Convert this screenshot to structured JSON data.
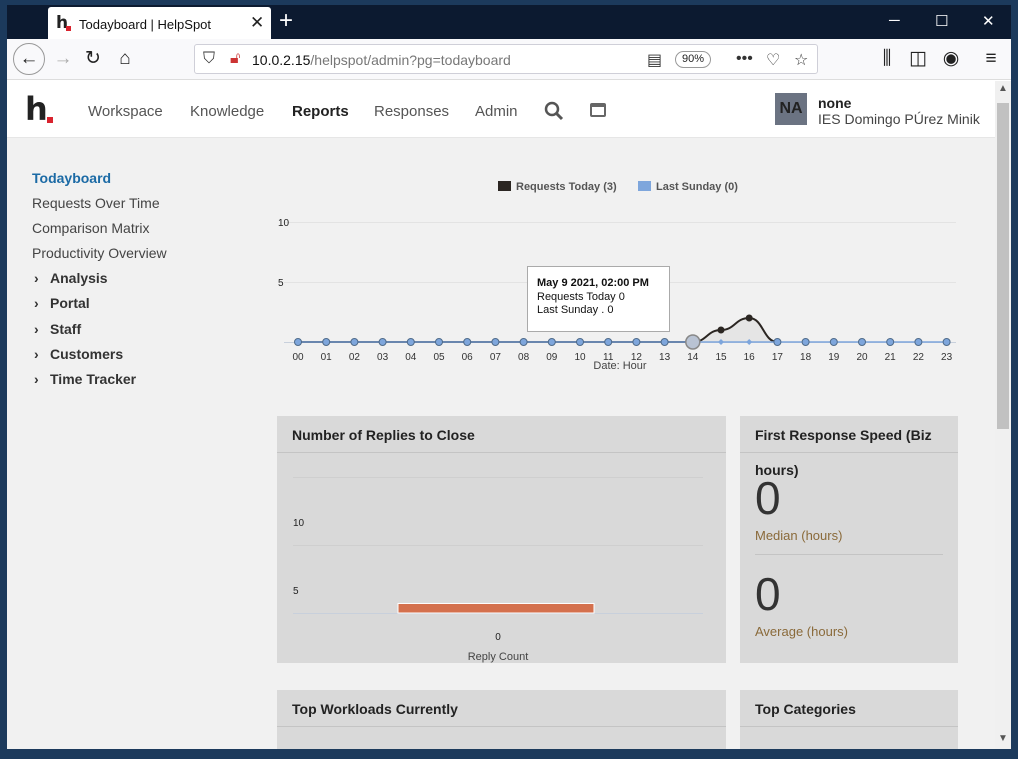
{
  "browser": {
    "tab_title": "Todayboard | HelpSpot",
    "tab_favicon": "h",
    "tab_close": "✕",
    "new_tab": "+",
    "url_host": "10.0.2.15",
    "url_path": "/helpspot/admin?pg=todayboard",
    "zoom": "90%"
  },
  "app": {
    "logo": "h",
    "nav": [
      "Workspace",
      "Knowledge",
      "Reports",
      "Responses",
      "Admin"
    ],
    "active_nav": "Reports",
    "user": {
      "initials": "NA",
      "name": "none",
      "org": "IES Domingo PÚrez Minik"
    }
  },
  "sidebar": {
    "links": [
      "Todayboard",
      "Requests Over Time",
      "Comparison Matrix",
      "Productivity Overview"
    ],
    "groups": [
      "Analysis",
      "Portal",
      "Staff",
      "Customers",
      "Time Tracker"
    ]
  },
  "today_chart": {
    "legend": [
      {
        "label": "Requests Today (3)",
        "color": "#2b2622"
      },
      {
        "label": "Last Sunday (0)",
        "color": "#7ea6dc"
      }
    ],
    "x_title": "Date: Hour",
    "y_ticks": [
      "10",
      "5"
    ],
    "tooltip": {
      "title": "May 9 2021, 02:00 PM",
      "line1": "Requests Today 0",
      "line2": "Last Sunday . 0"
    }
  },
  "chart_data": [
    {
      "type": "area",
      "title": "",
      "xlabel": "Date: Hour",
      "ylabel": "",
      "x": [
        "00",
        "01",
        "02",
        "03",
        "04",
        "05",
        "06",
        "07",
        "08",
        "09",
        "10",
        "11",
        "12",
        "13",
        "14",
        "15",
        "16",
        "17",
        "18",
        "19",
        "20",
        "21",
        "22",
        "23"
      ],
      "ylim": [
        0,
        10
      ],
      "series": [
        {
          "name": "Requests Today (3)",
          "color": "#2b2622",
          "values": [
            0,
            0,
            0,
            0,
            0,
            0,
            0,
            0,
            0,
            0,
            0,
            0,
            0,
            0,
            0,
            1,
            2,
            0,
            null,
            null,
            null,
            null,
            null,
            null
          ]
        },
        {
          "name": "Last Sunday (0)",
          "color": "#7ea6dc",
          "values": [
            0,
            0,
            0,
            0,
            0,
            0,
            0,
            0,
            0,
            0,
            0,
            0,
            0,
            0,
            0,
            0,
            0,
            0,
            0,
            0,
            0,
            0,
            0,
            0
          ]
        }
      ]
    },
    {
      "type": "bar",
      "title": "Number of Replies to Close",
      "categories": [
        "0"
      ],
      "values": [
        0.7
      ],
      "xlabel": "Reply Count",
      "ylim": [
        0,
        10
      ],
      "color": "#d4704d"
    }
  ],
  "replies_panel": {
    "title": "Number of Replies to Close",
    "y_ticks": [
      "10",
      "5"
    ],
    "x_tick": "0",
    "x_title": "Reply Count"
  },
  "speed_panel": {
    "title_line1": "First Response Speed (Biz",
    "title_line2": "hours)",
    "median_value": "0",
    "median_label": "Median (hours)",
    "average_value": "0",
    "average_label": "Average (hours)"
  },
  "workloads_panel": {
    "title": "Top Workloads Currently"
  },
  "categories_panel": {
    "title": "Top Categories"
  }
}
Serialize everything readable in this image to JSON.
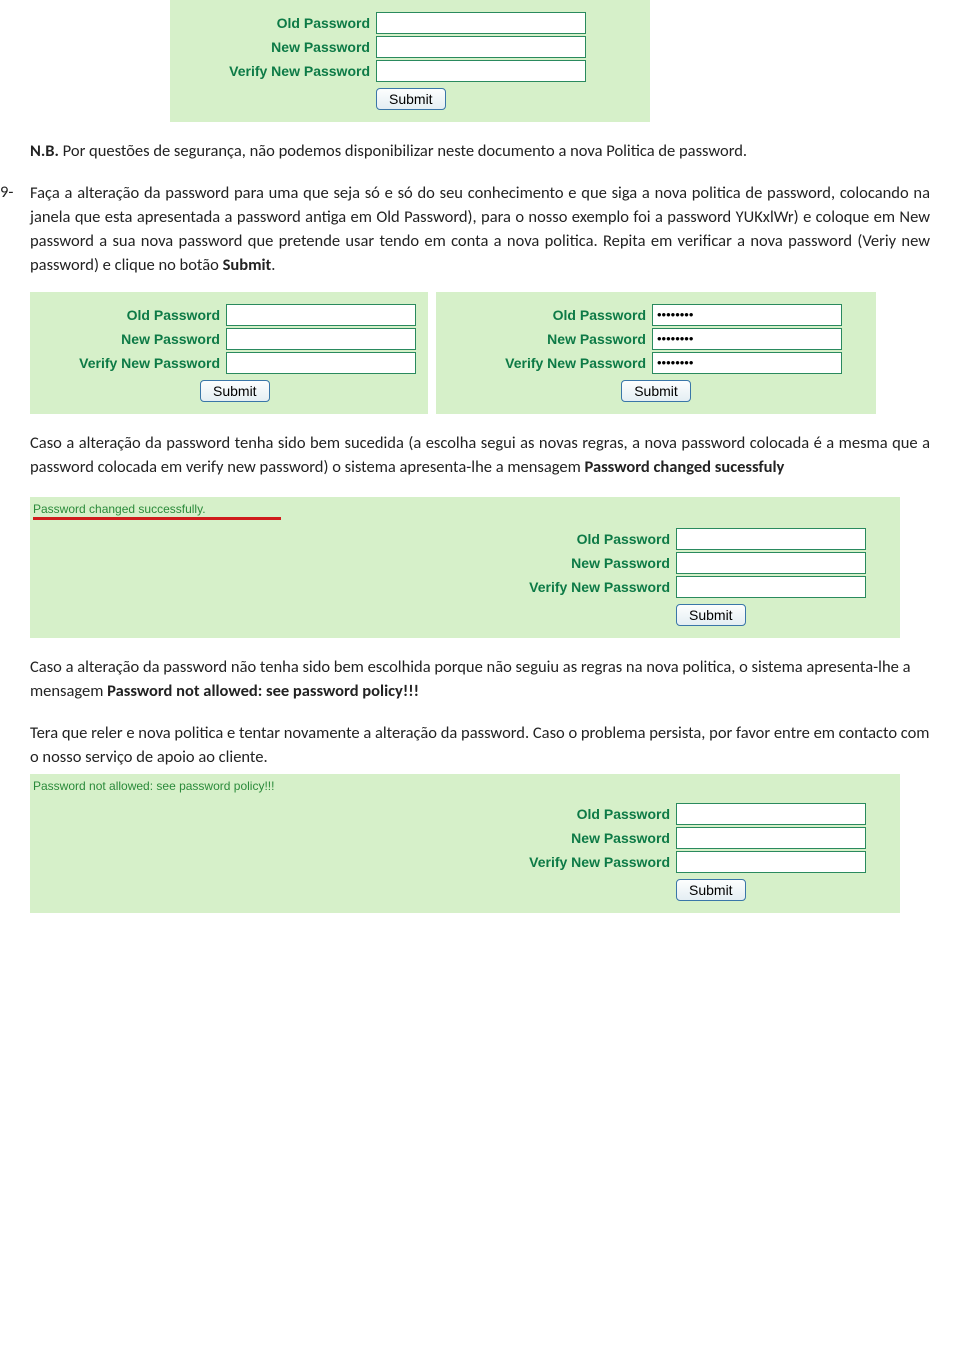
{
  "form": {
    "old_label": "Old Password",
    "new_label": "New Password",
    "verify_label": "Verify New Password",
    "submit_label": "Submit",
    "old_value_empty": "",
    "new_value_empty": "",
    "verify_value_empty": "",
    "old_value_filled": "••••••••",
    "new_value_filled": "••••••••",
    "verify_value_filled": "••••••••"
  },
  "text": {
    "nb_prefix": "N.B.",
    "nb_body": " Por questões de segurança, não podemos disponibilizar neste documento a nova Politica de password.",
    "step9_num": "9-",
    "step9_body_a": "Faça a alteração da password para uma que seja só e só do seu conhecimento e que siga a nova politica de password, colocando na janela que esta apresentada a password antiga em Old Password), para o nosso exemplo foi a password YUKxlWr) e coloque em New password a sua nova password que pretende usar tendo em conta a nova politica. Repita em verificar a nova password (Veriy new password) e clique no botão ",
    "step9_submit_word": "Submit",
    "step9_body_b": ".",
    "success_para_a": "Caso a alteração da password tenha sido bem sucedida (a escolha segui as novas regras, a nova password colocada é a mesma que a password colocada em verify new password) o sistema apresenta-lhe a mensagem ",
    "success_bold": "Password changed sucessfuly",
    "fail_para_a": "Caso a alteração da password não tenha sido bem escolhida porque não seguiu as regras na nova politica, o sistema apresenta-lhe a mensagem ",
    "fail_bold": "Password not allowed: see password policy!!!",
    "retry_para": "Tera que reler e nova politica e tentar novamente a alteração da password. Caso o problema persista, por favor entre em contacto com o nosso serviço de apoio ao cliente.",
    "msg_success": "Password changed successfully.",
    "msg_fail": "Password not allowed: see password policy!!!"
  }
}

## What the exercise asks
Figure out how many lines above include the string "Count", then report that number and nothing else.

## Full response
2